#### [Objective]
Output every line exactly as written. Leave out pictures.

#### [Task material]

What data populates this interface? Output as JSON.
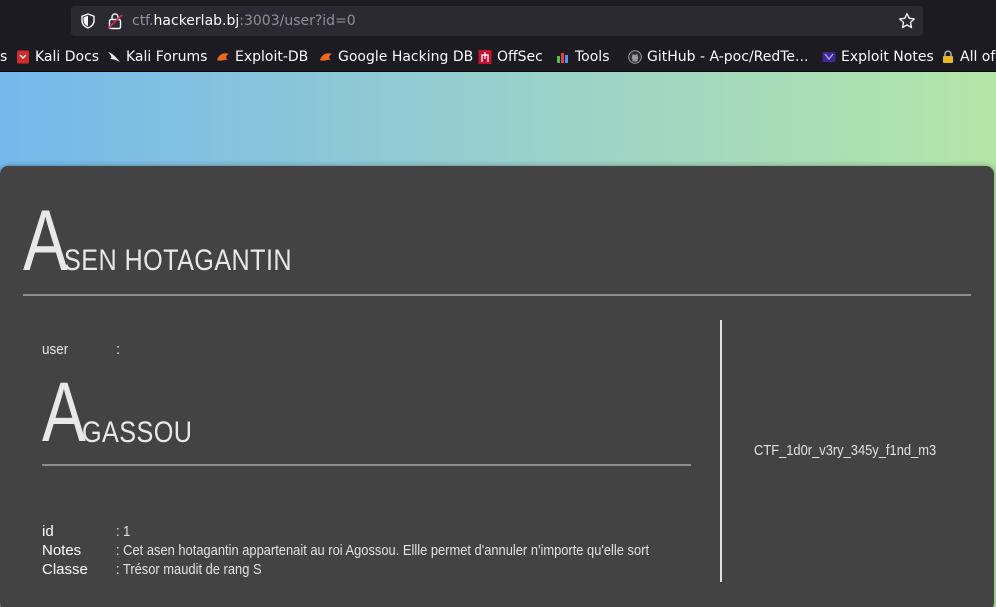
{
  "browser": {
    "url_prefix": "ctf.",
    "url_host": "hackerlab.bj",
    "url_suffix": ":3003/user?id=0"
  },
  "bookmarks": [
    {
      "label": "s",
      "icon": "kali-partial-icon"
    },
    {
      "label": "Kali Docs",
      "icon": "kali-docs-icon"
    },
    {
      "label": "Kali Forums",
      "icon": "kali-dragon-icon"
    },
    {
      "label": "Exploit-DB",
      "icon": "exploit-db-icon"
    },
    {
      "label": "Google Hacking DB",
      "icon": "ghdb-icon"
    },
    {
      "label": "OffSec",
      "icon": "offsec-icon"
    },
    {
      "label": "Tools",
      "icon": "tools-icon"
    },
    {
      "label": "GitHub - A-poc/RedTe...",
      "icon": "github-icon"
    },
    {
      "label": "Exploit Notes",
      "icon": "exploit-notes-icon"
    },
    {
      "label": "All of",
      "icon": "lock-bookmark-icon"
    }
  ],
  "card": {
    "title_initial": "A",
    "title_rest": "SEN HOTAGANTIN",
    "user_label": "user",
    "user_sep": ":",
    "owner_initial": "A",
    "owner_rest": "GASSOU",
    "fields": [
      {
        "key": "id",
        "value": ": 1"
      },
      {
        "key": "Notes",
        "value": ": Cet asen hotagantin appartenait au roi Agossou. Ellle permet d'annuler n'importe qu'elle sort"
      },
      {
        "key": "Classe",
        "value": ": Trésor maudit de rang S"
      }
    ],
    "flag": "CTF_1d0r_v3ry_345y_f1nd_m3"
  },
  "colors": {
    "gradient_start": "#74b8ec",
    "gradient_end": "#b4e6a8",
    "card_bg": "#434343",
    "browser_bg": "#1c1b22"
  }
}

#### [Exercise answer]
What data populates this interface? Output as JSON.
{
  "browser": {
    "url_prefix": "ctf.",
    "url_host": "hackerlab.bj",
    "url_suffix": ":3003/user?id=0"
  },
  "bookmarks": [
    {
      "label": "s",
      "icon": "kali-partial-icon"
    },
    {
      "label": "Kali Docs",
      "icon": "kali-docs-icon"
    },
    {
      "label": "Kali Forums",
      "icon": "kali-dragon-icon"
    },
    {
      "label": "Exploit-DB",
      "icon": "exploit-db-icon"
    },
    {
      "label": "Google Hacking DB",
      "icon": "ghdb-icon"
    },
    {
      "label": "OffSec",
      "icon": "offsec-icon"
    },
    {
      "label": "Tools",
      "icon": "tools-icon"
    },
    {
      "label": "GitHub - A-poc/RedTe...",
      "icon": "github-icon"
    },
    {
      "label": "Exploit Notes",
      "icon": "exploit-notes-icon"
    },
    {
      "label": "All of",
      "icon": "lock-bookmark-icon"
    }
  ],
  "card": {
    "title_initial": "A",
    "title_rest": "SEN HOTAGANTIN",
    "user_label": "user",
    "user_sep": ":",
    "owner_initial": "A",
    "owner_rest": "GASSOU",
    "fields": [
      {
        "key": "id",
        "value": ": 1"
      },
      {
        "key": "Notes",
        "value": ": Cet asen hotagantin appartenait au roi Agossou. Ellle permet d'annuler n'importe qu'elle sort"
      },
      {
        "key": "Classe",
        "value": ": Trésor maudit de rang S"
      }
    ],
    "flag": "CTF_1d0r_v3ry_345y_f1nd_m3"
  },
  "colors": {
    "gradient_start": "#74b8ec",
    "gradient_end": "#b4e6a8",
    "card_bg": "#434343",
    "browser_bg": "#1c1b22"
  }
}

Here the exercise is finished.